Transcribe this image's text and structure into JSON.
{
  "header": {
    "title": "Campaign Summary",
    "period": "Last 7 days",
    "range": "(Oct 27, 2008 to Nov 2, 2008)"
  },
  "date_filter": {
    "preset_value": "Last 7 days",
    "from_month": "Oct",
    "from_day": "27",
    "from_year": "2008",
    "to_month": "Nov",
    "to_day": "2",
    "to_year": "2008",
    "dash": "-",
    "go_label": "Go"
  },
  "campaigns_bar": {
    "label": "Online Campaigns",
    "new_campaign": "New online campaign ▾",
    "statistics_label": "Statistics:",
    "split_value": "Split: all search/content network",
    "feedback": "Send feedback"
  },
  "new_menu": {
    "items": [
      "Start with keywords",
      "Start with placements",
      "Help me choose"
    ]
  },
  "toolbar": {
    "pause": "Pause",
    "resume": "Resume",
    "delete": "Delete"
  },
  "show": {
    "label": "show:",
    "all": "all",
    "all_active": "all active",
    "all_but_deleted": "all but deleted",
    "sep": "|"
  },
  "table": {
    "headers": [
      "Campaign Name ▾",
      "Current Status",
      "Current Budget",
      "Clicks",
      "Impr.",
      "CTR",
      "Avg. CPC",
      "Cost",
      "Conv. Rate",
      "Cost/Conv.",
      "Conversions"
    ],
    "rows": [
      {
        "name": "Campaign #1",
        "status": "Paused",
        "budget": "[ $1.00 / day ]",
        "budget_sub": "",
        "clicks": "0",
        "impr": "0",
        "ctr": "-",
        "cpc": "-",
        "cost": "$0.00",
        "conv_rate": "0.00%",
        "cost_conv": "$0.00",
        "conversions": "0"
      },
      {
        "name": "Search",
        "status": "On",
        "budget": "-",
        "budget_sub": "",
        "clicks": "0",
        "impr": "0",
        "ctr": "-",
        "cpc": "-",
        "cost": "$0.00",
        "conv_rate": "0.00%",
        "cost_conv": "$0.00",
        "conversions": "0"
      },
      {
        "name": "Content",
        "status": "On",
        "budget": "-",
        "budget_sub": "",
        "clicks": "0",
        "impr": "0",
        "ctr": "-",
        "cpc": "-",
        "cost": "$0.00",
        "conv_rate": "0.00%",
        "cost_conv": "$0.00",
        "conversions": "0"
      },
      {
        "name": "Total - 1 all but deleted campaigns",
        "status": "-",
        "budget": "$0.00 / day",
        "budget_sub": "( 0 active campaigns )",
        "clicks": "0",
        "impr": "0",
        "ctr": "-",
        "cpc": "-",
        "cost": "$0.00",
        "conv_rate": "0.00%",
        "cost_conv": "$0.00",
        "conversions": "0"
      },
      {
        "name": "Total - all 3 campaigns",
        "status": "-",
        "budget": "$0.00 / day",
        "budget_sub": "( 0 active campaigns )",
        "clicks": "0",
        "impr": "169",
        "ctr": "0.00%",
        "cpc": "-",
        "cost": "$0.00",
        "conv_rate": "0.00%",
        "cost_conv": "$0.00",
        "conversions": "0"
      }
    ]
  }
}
※
Instruction >> From the listing above, find the number of lines with the word "days" in them. Answer with the number only.

Result of the task >> 2